Excerpted data:
+===+

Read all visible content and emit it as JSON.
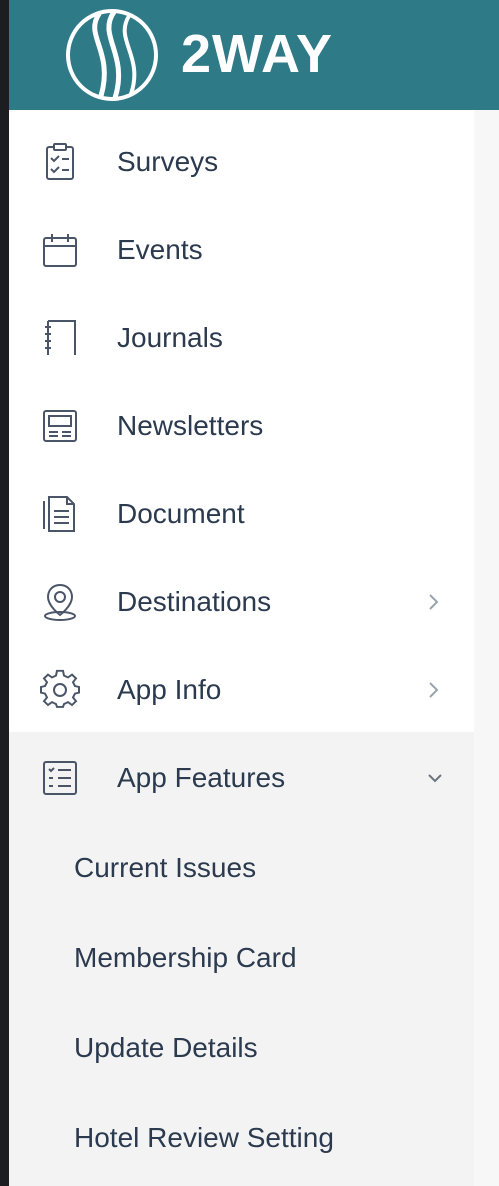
{
  "brand": {
    "name": "2WAY",
    "logo_icon": "wave-logo-icon",
    "color": "#2f7a87"
  },
  "nav": {
    "items": [
      {
        "label": "Surveys",
        "icon": "survey-clipboard-icon"
      },
      {
        "label": "Events",
        "icon": "calendar-icon"
      },
      {
        "label": "Journals",
        "icon": "journal-icon"
      },
      {
        "label": "Newsletters",
        "icon": "newsletter-icon"
      },
      {
        "label": "Document",
        "icon": "document-icon"
      },
      {
        "label": "Destinations",
        "icon": "map-pin-icon",
        "has_children": true
      },
      {
        "label": "App Info",
        "icon": "gear-icon",
        "has_children": true
      },
      {
        "label": "App Features",
        "icon": "list-icon",
        "has_children": true,
        "expanded": true
      }
    ],
    "subitems": [
      {
        "label": "Current Issues"
      },
      {
        "label": "Membership Card"
      },
      {
        "label": "Update Details"
      },
      {
        "label": "Hotel Review Setting"
      }
    ]
  },
  "colors": {
    "text": "#2b3a4e",
    "icon": "#4a5568",
    "expanded_bg": "#f3f3f3"
  }
}
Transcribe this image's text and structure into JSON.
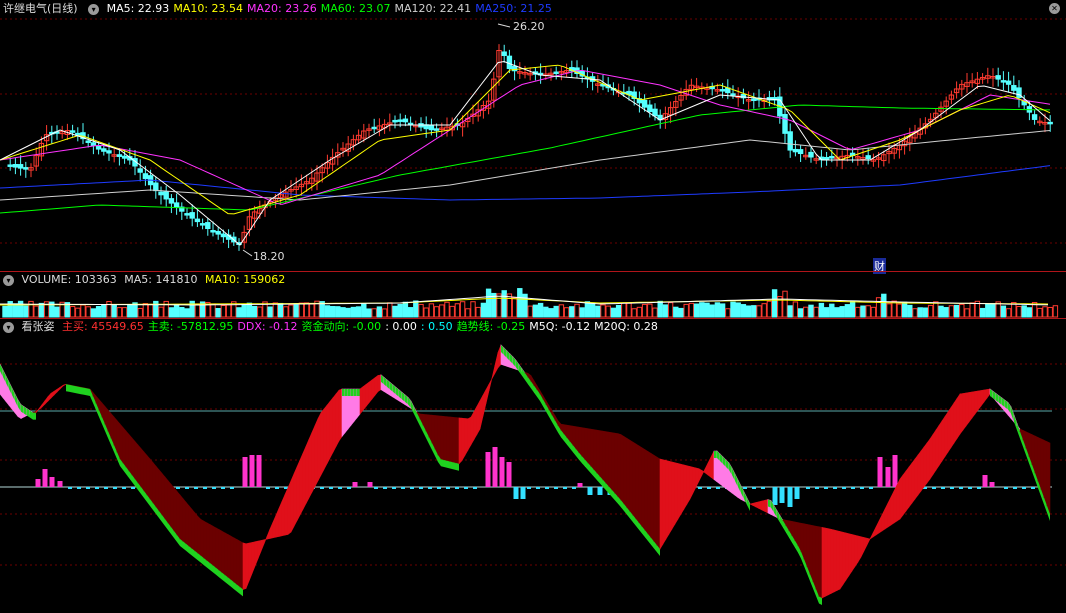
{
  "colors": {
    "ma5": "#ffffff",
    "ma10": "#ffff00",
    "ma20": "#ff33ff",
    "ma60": "#00ff00",
    "ma120": "#cfcfcf",
    "ma250": "#1e3bff",
    "up": "#ff3b30",
    "down": "#55ffff",
    "grid": "#6b0000"
  },
  "price_pane": {
    "title": "许继电气(日线)",
    "ma": [
      {
        "label": "MA5:",
        "value": "22.93",
        "color": "#ffffff"
      },
      {
        "label": "MA10:",
        "value": "23.54",
        "color": "#ffff00"
      },
      {
        "label": "MA20:",
        "value": "23.26",
        "color": "#ff33ff"
      },
      {
        "label": "MA60:",
        "value": "23.07",
        "color": "#00ff00"
      },
      {
        "label": "MA120:",
        "value": "22.41",
        "color": "#cfcfcf"
      },
      {
        "label": "MA250:",
        "value": "21.25",
        "color": "#1e3bff"
      }
    ],
    "high_mark": "26.20",
    "low_mark": "18.20",
    "event_badge": "财",
    "toggle_icon": "chevron-down-icon",
    "close_icon": "close-icon"
  },
  "volume_pane": {
    "label": "VOLUME: 103363",
    "ma5": "MA5: 141810",
    "ma10": "MA10: 159062"
  },
  "indicator_pane": {
    "name": "看张姿",
    "items": [
      {
        "label": "主买: 45549.65",
        "color": "#ff3030"
      },
      {
        "label": "主卖: -57812.95",
        "color": "#00ff00"
      },
      {
        "label": "DDX: -0.12",
        "color": "#ff33ff"
      },
      {
        "label": "资金动向: -0.00",
        "color": "#00ff00"
      },
      {
        "label": ": 0.00",
        "color": "#ffffff"
      },
      {
        "label": ": 0.50",
        "color": "#00ffff"
      },
      {
        "label": "趋势线: -0.25",
        "color": "#00ff00"
      },
      {
        "label": "M5Q: -0.12",
        "color": "#ffffff"
      },
      {
        "label": "M20Q: 0.28",
        "color": "#ffffff"
      }
    ]
  }
}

+===+

Task to carry out:
Filter out all lines lacking the word "icon" and copy the rest.

Written answer:
    "logo_icon": "wave-logo-icon",
        "icon": "survey-clipboard-icon"
        "icon": "calendar-icon"
        "icon": "journal-icon"
        "icon": "newsletter-icon"
        "icon": "document-icon"
        "icon": "map-pin-icon",
        "icon": "gear-icon",
        "icon": "list-icon",
    "icon": "#4a5568",
    "toggle_icon": "chevron-down-icon",
    "close_icon": "close-icon"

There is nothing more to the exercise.